Task objective –
Using the word "hours" as the filter, copy each matching line from the records.

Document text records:
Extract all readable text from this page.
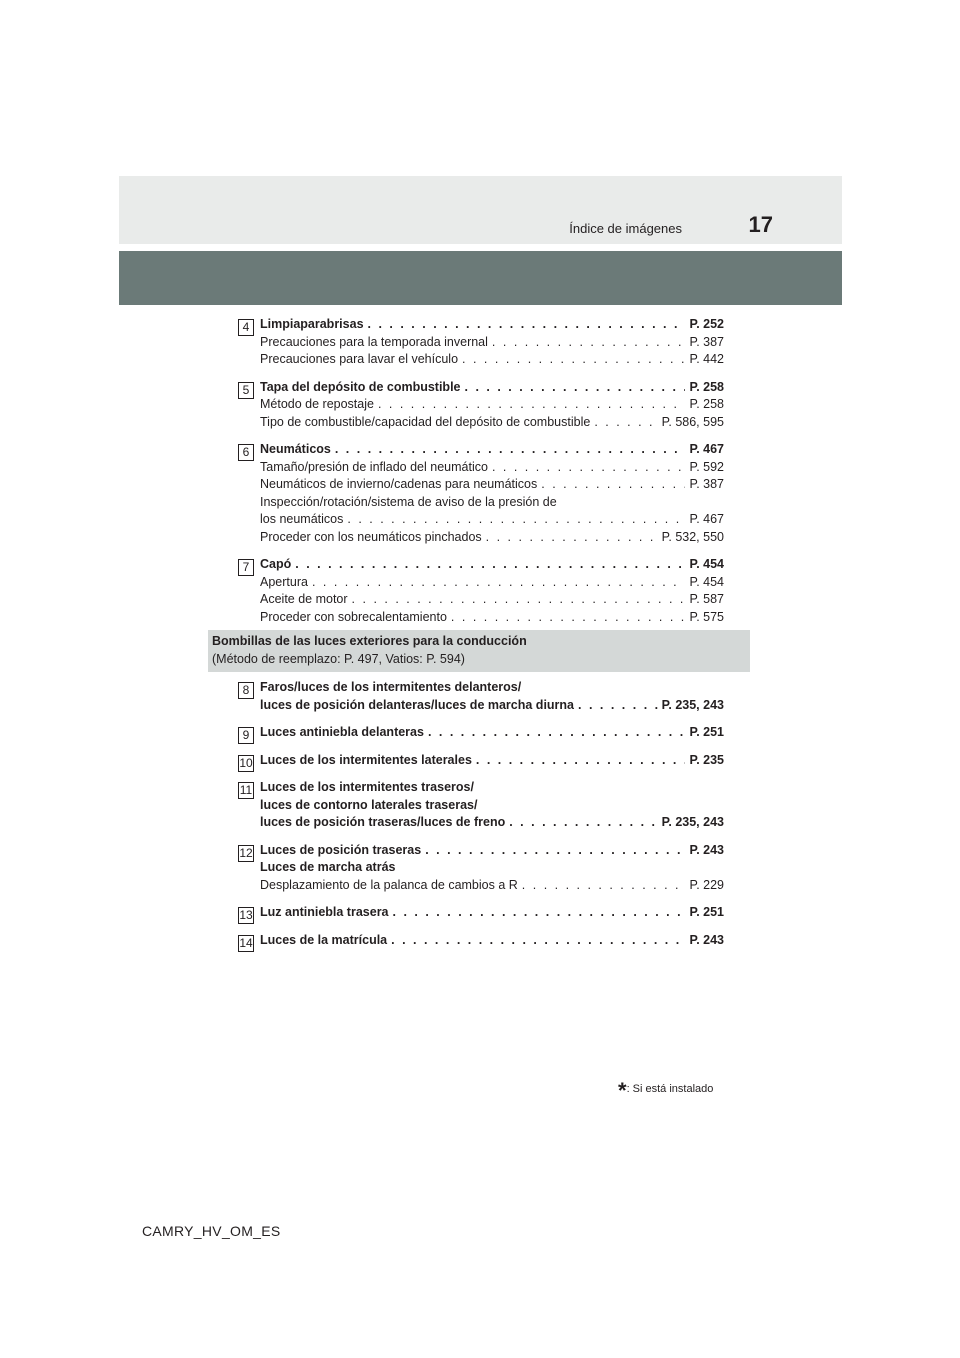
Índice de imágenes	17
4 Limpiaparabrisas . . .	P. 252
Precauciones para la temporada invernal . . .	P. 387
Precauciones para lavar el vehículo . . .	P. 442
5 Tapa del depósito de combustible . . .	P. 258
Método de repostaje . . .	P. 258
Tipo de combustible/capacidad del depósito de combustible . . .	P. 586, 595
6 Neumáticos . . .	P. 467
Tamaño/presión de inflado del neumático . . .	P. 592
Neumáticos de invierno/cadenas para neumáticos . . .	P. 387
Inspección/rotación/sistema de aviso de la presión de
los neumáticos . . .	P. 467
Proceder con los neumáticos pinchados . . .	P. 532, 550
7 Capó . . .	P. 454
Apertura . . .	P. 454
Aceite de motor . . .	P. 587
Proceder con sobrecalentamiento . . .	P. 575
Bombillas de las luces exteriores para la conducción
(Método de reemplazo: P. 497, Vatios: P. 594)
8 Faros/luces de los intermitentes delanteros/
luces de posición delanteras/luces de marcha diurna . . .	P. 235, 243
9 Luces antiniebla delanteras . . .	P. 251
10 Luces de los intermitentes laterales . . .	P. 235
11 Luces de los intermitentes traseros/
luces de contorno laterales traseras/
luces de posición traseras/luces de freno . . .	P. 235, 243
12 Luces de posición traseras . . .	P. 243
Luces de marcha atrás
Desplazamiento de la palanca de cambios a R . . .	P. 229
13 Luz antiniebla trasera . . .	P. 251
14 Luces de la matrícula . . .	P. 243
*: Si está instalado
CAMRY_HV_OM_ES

---

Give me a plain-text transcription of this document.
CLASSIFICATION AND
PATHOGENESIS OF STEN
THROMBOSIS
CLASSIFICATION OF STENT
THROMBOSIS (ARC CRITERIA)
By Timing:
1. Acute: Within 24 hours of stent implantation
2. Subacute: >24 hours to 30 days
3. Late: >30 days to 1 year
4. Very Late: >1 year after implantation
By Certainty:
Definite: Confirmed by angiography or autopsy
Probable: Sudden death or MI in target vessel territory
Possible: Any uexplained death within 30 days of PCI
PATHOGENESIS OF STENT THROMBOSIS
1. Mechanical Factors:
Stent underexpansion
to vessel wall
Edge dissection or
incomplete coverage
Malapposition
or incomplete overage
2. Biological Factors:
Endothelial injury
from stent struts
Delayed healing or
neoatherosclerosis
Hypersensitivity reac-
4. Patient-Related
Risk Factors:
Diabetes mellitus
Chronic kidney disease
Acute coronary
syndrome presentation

Result for this task –
1. Acute: Within 24 hours of stent implantation
2. Subacute: >24 hours to 30 days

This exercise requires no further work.